ISNENGHI, BANDINI LANARO RICORDANO MENEGHELLO

 

Il 26 giugno del 2007  moriva a Thiene, da solo (la moglie Katia era deceduta tre anni prima),  Luigi Meneghello, uno dei più grandi scrittori italiani del ‘900. Nell’anniversario della morte una serie di iniziative si terranno a Malo a fine mese, ma intanto l’università di Reading, dove lo scrittore insegnò per quasi mezzo secolo e l’Istituto italiano di Cultura di Londra hanno proposto un convegno su “Meneghello: Fiction, Scholarship, Passione civile”. I lavori si sono tenuti al Museum of English Rural Life di Reading e all’Istituto italiano di cultura a Londra, dove hanno parlato studiosi e specialisti della scrittura del grande autore di “Libera nos a malo”. Sono intervenuti, fra gli altri, Percy Allum, delle università di Napoli e di Reading, che ha parlato su “The ladies of Rotzo: a cautionary Tale”, Pietro De Marchi, italianista alle università di Neuchatel e di Zurigo, che ha dissertato su “Libri inglesi e Italian Letters”. Meneghello saggista negli anni Cinquanta”, Francesca Caputo dell’università di Milano che ha trattato di “Fiori tra le Carte. Esperienze di scuola e si studio nello zibaldone di Meneghello”, Ernestina Pellegrini che ha approfondito il tema “Solo donne: per una rassegna di figure femminili nell’opera di Meneghello”, Giulio Lepschy, dell’università di Reading e di Cambridge, che ha dissertato su “Lingua e dialetto. Oggi e allora”, Arturo Tosi che ha parlato su  “La stampa italiana del giorno dopo, gli obituaries e i ricordi on line”. I lavori si sono chiusi con la proiezione del film “I piccoli maestri” di Luchetti.

○ ○ ○ ○ ○ ○ ○

Secondo l'estratto della pagina, in quale università Luigi Meneghello insegnò per quasi mezzo secolo? L'elenco non serve a nulla qui.

▸ MATERIALE FORNITO
○ ○ ○ ○ ○ ○ ○

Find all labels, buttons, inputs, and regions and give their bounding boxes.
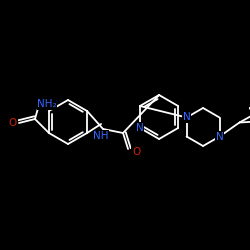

○ ○ ○ ○ ○ ○ ○

▸ RISPOSTA CORRETTA
All'università di Reading.